→ What this task involves: Will you print the material below without altering a single character?
----- Given data
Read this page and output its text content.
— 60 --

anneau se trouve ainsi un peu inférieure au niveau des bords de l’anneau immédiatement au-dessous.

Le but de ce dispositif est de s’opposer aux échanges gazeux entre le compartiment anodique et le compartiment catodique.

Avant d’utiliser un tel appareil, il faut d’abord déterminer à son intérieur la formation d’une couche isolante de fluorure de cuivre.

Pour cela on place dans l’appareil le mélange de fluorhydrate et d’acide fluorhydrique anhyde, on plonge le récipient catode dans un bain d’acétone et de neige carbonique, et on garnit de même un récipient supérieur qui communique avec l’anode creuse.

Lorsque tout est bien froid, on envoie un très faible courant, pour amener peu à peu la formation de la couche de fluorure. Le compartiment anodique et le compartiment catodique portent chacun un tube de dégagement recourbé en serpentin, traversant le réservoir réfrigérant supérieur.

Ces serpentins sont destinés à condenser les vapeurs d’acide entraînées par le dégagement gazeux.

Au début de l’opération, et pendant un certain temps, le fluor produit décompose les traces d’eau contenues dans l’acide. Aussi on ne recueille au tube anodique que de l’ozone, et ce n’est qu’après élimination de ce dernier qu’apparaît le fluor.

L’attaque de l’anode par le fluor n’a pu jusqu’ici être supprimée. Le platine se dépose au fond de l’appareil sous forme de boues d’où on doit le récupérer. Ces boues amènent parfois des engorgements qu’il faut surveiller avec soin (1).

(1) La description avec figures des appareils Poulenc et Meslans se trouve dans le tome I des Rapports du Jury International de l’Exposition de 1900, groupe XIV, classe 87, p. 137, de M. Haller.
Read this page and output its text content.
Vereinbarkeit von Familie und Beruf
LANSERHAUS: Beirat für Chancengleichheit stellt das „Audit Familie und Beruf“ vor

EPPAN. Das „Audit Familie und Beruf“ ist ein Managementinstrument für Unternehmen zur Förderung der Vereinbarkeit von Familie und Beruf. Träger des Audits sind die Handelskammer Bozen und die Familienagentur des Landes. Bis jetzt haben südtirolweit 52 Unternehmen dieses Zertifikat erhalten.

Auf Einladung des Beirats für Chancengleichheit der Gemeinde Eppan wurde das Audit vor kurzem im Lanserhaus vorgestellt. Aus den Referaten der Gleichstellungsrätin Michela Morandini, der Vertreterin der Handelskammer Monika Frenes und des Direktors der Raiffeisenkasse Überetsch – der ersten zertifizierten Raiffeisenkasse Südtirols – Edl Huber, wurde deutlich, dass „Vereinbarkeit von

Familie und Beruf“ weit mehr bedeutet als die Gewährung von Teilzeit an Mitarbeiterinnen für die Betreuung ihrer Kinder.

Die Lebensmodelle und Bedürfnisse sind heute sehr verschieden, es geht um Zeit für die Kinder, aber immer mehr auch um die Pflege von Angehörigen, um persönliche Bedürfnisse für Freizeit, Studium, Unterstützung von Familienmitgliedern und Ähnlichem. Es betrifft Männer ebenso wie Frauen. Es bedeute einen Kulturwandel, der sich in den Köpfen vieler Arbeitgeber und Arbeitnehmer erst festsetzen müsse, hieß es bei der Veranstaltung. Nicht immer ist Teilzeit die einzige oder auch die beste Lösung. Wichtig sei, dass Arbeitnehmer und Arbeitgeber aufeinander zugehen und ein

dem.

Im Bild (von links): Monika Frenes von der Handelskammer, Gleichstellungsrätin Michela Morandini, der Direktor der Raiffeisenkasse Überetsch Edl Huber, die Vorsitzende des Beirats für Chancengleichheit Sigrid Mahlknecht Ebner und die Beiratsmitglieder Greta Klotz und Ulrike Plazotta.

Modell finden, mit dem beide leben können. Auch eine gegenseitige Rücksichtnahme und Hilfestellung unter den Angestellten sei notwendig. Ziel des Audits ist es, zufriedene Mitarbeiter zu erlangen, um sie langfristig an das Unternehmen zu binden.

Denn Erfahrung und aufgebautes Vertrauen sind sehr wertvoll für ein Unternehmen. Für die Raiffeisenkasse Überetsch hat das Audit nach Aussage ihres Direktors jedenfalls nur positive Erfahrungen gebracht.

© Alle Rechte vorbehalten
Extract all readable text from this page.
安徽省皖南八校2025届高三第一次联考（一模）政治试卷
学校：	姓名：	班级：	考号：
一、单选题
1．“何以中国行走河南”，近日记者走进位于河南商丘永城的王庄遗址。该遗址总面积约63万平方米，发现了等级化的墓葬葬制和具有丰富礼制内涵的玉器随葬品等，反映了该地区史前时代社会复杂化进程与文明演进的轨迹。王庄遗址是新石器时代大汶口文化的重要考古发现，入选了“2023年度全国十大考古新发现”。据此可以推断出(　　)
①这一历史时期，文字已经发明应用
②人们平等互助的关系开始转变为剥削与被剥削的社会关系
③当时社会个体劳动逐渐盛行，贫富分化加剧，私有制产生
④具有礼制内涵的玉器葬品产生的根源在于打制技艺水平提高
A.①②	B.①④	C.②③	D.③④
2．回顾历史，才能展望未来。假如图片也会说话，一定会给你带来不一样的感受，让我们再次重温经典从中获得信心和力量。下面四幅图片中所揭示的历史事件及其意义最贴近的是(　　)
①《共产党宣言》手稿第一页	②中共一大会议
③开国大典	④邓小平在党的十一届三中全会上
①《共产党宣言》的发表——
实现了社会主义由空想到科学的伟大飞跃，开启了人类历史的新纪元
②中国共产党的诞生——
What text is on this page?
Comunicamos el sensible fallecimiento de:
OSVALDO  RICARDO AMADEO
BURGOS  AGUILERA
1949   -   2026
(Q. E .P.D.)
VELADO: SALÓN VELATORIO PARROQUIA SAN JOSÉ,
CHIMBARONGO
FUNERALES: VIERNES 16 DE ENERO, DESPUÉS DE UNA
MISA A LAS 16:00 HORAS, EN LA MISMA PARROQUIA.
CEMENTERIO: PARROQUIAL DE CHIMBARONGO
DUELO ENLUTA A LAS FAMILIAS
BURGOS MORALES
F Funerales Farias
----------
→ Exercise solution:
Read this page and output its text content.
— 60 --

anneau se trouve ainsi un peu inférieure au niveau des bords de l’anneau immédiatement au-dessous.

Le but de ce dispositif est de s’opposer aux échanges gazeux entre le compartiment anodique et le compartiment catodique.

Avant d’utiliser un tel appareil, il faut d’abord déterminer à son intérieur la formation d’une couche isolante de fluorure de cuivre.

Pour cela on place dans l’appareil le mélange de fluorhydrate et d’acide fluorhydrique anhyde, on plonge le récipient catode dans un bain d’acétone et de neige carbonique, et on garnit de même un récipient supérieur qui communique avec l’anode creuse.

Lorsque tout est bien froid, on envoie un très faible courant, pour amener peu à peu la formation de la couche de fluorure. Le compartiment anodique et le compartiment catodique portent chacun un tube de dégagement recourbé en serpentin, traversant le réservoir réfrigérant supérieur.

Ces serpentins sont destinés à condenser les vapeurs d’acide entraînées par le dégagement gazeux.

Au début de l’opération, et pendant un certain temps, le fluor produit décompose les traces d’eau contenues dans l’acide. Aussi on ne recueille au tube anodique que de l’ozone, et ce n’est qu’après élimination de ce dernier qu’apparaît le fluor.

L’attaque de l’anode par le fluor n’a pu jusqu’ici être supprimée. Le platine se dépose au fond de l’appareil sous forme de boues d’où on doit le récupérer. Ces boues amènent parfois des engorgements qu’il faut surveiller avec soin (1).

(1) La description avec figures des appareils Poulenc et Meslans se trouve dans le tome I des Rapports du Jury International de l’Exposition de 1900, groupe XIV, classe 87, p. 137, de M. Haller.
Read this page and output its text content.
Vereinbarkeit von Familie und Beruf
LANSERHAUS: Beirat für Chancengleichheit stellt das „Audit Familie und Beruf“ vor

EPPAN. Das „Audit Familie und Beruf“ ist ein Managementinstrument für Unternehmen zur Förderung der Vereinbarkeit von Familie und Beruf. Träger des Audits sind die Handelskammer Bozen und die Familienagentur des Landes. Bis jetzt haben südtirolweit 52 Unternehmen dieses Zertifikat erhalten.

Auf Einladung des Beirats für Chancengleichheit der Gemeinde Eppan wurde das Audit vor kurzem im Lanserhaus vorgestellt. Aus den Referaten der Gleichstellungsrätin Michela Morandini, der Vertreterin der Handelskammer Monika Frenes und des Direktors der Raiffeisenkasse Überetsch – der ersten zertifizierten Raiffeisenkasse Südtirols – Edl Huber, wurde deutlich, dass „Vereinbarkeit von

Familie und Beruf“ weit mehr bedeutet als die Gewährung von Teilzeit an Mitarbeiterinnen für die Betreuung ihrer Kinder.

Die Lebensmodelle und Bedürfnisse sind heute sehr verschieden, es geht um Zeit für die Kinder, aber immer mehr auch um die Pflege von Angehörigen, um persönliche Bedürfnisse für Freizeit, Studium, Unterstützung von Familienmitgliedern und Ähnlichem. Es betrifft Männer ebenso wie Frauen. Es bedeute einen Kulturwandel, der sich in den Köpfen vieler Arbeitgeber und Arbeitnehmer erst festsetzen müsse, hieß es bei der Veranstaltung. Nicht immer ist Teilzeit die einzige oder auch die beste Lösung. Wichtig sei, dass Arbeitnehmer und Arbeitgeber aufeinander zugehen und ein

dem.

Im Bild (von links): Monika Frenes von der Handelskammer, Gleichstellungsrätin Michela Morandini, der Direktor der Raiffeisenkasse Überetsch Edl Huber, die Vorsitzende des Beirats für Chancengleichheit Sigrid Mahlknecht Ebner und die Beiratsmitglieder Greta Klotz und Ulrike Plazotta.

Modell finden, mit dem beide leben können. Auch eine gegenseitige Rücksichtnahme und Hilfestellung unter den Angestellten sei notwendig. Ziel des Audits ist es, zufriedene Mitarbeiter zu erlangen, um sie langfristig an das Unternehmen zu binden.

Denn Erfahrung und aufgebautes Vertrauen sind sehr wertvoll für ein Unternehmen. Für die Raiffeisenkasse Überetsch hat das Audit nach Aussage ihres Direktors jedenfalls nur positive Erfahrungen gebracht.

© Alle Rechte vorbehalten
Extract all readable text from this page.
安徽省皖南八校2025届高三第一次联考（一模）政治试卷
学校：	姓名：	班级：	考号：
一、单选题
1．“何以中国行走河南”，近日记者走进位于河南商丘永城的王庄遗址。该遗址总面积约63万平方米，发现了等级化的墓葬葬制和具有丰富礼制内涵的玉器随葬品等，反映了该地区史前时代社会复杂化进程与文明演进的轨迹。王庄遗址是新石器时代大汶口文化的重要考古发现，入选了“2023年度全国十大考古新发现”。据此可以推断出(　　)
①这一历史时期，文字已经发明应用
②人们平等互助的关系开始转变为剥削与被剥削的社会关系
③当时社会个体劳动逐渐盛行，贫富分化加剧，私有制产生
④具有礼制内涵的玉器葬品产生的根源在于打制技艺水平提高
A.①②	B.①④	C.②③	D.③④
2．回顾历史，才能展望未来。假如图片也会说话，一定会给你带来不一样的感受，让我们再次重温经典从中获得信心和力量。下面四幅图片中所揭示的历史事件及其意义最贴近的是(　　)
①《共产党宣言》手稿第一页	②中共一大会议
③开国大典	④邓小平在党的十一届三中全会上
①《共产党宣言》的发表——
实现了社会主义由空想到科学的伟大飞跃，开启了人类历史的新纪元
②中国共产党的诞生——
What text is on this page?
Comunicamos el sensible fallecimiento de:
OSVALDO  RICARDO AMADEO
BURGOS  AGUILERA
1949   -   2026
(Q. E .P.D.)
VELADO: SALÓN VELATORIO PARROQUIA SAN JOSÉ,
CHIMBARONGO
FUNERALES: VIERNES 16 DE ENERO, DESPUÉS DE UNA
MISA A LAS 16:00 HORAS, EN LA MISMA PARROQUIA.
CEMENTERIO: PARROQUIAL DE CHIMBARONGO
DUELO ENLUTA A LAS FAMILIAS
BURGOS MORALES
F Funerales Farias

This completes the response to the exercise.